Instructions for the task ▸
Pull out every line below containing the word "this".

Stored records
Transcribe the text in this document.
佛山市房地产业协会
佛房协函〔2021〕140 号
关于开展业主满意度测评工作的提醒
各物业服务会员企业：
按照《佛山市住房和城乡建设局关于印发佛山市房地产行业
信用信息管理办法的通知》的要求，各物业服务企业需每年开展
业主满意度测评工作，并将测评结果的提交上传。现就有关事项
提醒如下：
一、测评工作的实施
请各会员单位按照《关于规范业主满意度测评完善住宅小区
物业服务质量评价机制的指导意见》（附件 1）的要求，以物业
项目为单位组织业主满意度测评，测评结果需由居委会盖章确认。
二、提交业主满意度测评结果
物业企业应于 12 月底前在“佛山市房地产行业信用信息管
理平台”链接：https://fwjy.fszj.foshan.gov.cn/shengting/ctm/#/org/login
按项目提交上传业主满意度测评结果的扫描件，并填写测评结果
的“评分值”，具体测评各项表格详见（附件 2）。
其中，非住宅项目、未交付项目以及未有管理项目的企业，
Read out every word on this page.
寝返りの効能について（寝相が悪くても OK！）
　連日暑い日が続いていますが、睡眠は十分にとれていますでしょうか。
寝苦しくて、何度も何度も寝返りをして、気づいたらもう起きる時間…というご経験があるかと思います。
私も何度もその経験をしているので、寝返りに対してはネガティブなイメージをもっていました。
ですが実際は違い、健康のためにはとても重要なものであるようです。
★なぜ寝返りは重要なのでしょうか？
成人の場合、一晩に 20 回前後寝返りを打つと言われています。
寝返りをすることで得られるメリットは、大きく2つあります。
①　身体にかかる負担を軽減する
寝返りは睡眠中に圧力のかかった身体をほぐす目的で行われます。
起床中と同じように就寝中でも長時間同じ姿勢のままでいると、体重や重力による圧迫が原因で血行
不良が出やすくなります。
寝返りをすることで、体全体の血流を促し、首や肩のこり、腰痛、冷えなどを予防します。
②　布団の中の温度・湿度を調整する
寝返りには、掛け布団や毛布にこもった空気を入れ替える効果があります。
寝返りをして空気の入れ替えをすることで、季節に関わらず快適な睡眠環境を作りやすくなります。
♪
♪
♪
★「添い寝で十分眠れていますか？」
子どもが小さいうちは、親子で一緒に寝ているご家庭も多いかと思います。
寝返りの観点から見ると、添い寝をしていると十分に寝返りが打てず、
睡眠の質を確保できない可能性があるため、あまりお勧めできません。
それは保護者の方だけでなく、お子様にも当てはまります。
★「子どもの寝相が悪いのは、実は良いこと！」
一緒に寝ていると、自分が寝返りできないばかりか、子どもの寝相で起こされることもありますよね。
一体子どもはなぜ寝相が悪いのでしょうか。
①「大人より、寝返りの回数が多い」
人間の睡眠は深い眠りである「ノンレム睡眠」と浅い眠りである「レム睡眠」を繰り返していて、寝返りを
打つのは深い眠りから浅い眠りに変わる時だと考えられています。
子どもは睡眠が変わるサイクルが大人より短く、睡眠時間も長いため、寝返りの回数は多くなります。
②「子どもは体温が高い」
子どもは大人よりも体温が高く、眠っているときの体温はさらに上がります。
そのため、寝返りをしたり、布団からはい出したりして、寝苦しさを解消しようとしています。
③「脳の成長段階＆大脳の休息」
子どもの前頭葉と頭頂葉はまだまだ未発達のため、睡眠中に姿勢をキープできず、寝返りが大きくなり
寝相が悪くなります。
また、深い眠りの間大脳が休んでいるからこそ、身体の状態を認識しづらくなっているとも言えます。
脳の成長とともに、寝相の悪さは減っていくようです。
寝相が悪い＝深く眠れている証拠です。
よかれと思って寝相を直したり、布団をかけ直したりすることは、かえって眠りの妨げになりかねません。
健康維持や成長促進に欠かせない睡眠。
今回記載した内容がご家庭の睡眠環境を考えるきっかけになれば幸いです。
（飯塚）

Task solution ▸
Transcribe the text in this document.
Read out every word on this page.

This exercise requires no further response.